■ **Written exercise**
Copy each line that contains the string "территории".

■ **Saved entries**
────────────────

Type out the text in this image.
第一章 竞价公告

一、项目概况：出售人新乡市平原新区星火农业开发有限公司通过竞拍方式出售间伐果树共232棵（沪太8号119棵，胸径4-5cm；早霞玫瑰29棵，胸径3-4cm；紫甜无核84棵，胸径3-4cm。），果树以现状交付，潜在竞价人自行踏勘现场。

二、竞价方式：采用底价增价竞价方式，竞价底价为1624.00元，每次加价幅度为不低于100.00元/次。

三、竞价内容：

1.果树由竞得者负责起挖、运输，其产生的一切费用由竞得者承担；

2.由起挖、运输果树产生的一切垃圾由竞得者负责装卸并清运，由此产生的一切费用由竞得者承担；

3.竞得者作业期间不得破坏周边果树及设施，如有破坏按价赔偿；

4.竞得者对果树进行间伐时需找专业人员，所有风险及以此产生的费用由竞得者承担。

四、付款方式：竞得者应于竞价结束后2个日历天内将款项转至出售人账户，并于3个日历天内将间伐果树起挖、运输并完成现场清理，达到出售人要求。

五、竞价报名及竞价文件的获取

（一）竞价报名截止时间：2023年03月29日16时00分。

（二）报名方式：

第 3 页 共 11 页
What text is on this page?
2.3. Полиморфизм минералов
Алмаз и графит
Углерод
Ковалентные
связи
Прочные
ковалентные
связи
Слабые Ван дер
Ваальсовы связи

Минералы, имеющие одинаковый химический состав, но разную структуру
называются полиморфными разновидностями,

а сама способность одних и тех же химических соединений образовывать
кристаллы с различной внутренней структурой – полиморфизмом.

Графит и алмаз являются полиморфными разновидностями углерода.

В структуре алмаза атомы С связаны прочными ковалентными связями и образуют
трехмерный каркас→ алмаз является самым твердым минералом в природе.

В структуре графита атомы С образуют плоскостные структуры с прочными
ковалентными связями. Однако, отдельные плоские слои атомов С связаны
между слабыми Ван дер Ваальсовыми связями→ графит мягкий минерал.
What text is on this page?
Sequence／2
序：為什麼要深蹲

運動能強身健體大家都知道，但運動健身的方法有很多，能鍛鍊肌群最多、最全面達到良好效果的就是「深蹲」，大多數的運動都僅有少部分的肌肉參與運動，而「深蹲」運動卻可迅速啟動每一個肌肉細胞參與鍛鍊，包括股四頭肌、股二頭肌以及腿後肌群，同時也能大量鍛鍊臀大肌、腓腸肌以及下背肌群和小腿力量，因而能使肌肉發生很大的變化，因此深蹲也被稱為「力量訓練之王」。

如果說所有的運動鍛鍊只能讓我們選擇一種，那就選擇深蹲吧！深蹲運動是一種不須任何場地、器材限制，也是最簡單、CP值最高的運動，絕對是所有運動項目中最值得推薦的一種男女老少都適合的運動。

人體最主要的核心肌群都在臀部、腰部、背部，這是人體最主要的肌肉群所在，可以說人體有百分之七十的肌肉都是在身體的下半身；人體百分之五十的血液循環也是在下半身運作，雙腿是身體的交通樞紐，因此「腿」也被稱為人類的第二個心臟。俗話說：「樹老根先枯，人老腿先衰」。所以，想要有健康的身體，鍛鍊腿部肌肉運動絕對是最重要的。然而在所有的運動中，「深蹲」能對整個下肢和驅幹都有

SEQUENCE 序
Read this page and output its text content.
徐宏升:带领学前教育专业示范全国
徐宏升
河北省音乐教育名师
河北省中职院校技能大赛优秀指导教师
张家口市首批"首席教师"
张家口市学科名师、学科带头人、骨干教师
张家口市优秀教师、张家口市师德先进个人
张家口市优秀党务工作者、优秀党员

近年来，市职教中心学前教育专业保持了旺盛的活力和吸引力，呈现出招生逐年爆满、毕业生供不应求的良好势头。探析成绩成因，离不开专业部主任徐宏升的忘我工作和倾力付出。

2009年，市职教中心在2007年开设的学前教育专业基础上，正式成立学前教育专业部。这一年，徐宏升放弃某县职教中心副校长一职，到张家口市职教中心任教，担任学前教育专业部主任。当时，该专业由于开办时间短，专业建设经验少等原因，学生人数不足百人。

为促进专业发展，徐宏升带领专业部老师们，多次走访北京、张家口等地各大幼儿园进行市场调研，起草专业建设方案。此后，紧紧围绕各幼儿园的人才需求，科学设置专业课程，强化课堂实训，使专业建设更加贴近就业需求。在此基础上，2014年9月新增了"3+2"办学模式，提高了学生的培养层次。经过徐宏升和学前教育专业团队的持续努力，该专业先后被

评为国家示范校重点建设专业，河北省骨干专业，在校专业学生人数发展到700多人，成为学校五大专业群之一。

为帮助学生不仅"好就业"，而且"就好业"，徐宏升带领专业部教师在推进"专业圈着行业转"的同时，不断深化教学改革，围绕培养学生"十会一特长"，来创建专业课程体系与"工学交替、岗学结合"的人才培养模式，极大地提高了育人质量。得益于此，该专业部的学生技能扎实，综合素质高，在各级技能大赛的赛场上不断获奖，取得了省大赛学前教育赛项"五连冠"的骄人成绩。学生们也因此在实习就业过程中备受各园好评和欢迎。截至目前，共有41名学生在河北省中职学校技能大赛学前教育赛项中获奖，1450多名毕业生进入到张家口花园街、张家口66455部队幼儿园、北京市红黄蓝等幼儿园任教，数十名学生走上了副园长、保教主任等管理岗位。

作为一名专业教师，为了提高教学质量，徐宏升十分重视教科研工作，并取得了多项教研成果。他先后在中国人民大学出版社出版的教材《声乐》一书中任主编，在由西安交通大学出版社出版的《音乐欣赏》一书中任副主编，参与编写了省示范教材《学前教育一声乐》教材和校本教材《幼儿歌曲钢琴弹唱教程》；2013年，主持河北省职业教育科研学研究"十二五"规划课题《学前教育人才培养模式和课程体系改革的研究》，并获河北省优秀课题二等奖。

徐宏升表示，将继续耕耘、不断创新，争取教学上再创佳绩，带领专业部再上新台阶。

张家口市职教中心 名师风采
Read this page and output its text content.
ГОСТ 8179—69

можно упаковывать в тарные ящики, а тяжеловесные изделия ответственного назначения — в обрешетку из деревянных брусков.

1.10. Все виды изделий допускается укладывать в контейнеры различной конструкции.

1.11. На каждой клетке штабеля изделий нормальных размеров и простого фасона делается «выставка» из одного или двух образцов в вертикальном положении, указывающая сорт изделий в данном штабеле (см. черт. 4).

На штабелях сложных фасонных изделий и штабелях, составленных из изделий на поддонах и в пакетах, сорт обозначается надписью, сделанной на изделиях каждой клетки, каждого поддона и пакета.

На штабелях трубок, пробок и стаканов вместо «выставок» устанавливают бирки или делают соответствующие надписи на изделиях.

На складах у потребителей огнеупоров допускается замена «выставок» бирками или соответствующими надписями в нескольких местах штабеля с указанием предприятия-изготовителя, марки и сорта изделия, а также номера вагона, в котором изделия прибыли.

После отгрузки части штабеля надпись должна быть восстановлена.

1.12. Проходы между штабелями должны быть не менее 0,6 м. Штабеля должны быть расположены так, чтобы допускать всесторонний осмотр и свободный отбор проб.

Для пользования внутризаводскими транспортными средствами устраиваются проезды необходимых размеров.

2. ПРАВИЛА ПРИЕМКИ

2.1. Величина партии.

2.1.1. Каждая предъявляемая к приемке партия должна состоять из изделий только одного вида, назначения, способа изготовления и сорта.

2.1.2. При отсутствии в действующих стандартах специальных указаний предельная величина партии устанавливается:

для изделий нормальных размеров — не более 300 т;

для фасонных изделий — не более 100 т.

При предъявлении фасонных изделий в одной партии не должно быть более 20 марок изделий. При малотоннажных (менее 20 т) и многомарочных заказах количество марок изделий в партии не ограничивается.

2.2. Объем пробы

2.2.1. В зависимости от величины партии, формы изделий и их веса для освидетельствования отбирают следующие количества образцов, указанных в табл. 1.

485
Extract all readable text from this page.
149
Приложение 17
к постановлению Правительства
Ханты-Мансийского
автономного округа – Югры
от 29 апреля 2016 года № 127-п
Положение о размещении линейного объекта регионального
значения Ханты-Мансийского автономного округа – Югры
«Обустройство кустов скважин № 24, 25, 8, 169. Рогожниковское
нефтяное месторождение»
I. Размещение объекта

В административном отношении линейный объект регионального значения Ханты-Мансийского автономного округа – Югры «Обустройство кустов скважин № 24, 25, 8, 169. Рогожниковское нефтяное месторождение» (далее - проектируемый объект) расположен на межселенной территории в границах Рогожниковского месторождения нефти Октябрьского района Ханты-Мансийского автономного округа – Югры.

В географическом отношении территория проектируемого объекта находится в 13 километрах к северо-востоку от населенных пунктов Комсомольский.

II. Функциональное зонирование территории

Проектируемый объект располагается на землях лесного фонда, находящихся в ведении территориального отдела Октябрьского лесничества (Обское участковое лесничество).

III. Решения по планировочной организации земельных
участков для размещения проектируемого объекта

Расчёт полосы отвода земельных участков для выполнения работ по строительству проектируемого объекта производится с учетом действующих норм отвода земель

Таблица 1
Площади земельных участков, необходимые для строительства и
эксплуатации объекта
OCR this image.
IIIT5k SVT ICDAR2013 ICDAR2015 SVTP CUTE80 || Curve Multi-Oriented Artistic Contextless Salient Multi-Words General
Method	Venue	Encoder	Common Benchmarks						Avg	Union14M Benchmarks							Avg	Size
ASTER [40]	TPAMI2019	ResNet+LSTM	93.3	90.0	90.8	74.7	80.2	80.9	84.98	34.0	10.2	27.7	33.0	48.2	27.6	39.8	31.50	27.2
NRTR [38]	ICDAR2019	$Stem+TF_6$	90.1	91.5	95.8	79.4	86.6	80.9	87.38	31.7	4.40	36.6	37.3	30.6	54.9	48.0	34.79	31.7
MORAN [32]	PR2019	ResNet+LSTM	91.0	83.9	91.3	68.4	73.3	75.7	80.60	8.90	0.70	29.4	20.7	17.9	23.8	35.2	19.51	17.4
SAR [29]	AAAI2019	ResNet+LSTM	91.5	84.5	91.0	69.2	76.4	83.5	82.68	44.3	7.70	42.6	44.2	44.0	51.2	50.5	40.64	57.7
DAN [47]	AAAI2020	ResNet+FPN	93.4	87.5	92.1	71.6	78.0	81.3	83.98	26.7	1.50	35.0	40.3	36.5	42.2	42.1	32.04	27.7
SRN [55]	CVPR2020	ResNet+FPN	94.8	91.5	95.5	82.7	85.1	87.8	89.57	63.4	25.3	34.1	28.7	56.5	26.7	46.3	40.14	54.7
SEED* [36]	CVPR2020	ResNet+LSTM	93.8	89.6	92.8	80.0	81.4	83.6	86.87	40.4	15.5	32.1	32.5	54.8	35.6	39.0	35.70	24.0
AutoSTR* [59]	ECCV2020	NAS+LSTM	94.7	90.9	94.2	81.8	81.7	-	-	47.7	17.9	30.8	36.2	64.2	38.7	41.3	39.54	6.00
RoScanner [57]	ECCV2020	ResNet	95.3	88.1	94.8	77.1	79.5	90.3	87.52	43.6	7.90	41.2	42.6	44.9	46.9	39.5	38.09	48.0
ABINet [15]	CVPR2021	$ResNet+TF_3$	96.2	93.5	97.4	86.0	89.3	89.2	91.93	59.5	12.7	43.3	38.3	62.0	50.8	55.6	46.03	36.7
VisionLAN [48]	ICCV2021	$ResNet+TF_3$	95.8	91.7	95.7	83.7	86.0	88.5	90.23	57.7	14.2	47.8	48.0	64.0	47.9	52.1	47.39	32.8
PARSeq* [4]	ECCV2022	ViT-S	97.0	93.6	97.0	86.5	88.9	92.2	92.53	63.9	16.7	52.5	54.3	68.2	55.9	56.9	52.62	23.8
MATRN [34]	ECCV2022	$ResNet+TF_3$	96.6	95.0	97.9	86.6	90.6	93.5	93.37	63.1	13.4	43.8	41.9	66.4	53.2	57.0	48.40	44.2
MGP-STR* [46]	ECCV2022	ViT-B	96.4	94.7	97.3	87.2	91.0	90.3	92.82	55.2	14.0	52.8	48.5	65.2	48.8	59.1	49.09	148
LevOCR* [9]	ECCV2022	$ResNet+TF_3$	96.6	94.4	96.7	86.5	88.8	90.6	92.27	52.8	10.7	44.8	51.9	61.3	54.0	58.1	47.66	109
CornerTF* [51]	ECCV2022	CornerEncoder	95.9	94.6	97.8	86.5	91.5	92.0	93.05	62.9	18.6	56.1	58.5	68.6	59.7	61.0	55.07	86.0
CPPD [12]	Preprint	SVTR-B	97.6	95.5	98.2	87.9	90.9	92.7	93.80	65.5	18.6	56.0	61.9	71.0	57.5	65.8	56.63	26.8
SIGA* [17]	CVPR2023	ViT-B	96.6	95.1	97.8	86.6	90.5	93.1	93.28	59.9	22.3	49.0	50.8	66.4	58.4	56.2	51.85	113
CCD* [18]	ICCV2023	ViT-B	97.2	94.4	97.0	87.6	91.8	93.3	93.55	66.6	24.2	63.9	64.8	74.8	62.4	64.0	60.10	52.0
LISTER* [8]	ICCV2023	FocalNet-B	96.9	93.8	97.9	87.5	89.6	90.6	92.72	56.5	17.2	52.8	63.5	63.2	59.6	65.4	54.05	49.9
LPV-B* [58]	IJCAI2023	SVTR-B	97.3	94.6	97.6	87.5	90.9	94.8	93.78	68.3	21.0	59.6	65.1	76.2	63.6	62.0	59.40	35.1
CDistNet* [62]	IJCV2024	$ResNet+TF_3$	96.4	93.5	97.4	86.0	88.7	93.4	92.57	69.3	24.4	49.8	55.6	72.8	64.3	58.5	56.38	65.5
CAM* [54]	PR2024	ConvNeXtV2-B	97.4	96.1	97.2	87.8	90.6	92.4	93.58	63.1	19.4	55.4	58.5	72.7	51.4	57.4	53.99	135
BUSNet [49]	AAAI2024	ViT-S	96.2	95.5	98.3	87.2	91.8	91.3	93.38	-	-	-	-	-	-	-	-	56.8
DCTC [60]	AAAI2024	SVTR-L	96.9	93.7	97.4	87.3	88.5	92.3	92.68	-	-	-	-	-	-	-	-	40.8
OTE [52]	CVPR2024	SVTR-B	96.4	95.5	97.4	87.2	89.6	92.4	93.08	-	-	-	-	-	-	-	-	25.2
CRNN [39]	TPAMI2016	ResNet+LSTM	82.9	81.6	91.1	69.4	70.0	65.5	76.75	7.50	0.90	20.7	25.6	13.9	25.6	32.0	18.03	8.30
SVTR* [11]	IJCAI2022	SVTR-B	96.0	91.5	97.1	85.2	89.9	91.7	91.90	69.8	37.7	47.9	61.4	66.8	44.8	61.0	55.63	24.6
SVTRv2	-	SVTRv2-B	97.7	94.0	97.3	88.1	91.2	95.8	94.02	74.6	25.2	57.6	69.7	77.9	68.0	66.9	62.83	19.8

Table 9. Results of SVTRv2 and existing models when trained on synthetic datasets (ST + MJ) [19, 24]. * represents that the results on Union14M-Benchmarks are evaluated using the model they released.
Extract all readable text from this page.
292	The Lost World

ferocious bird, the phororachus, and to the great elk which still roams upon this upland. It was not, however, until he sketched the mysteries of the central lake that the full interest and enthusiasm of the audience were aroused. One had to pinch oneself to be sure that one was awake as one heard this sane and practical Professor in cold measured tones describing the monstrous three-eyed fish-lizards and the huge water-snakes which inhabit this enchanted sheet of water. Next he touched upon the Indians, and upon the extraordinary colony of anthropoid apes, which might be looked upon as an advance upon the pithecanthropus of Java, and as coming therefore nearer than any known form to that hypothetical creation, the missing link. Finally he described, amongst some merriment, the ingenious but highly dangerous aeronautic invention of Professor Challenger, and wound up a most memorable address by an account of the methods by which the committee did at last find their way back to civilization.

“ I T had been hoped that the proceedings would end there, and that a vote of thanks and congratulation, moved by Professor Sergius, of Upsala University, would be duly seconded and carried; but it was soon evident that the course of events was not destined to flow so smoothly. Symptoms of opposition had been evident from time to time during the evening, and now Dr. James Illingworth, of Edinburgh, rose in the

────────────────

■ **Task answer**
В административном отношении линейный объект регионального значения Ханты-Мансийского автономного округа – Югры «Обустройство кустов скважин № 24, 25, 8, 169. Рогожниковское нефтяное месторождение» (далее - проектируемый объект) расположен на межселенной территории в границах Рогожниковского месторождения нефти Октябрьского района Ханты-Мансийского автономного округа – Югры.
II. Функциональное зонирование территории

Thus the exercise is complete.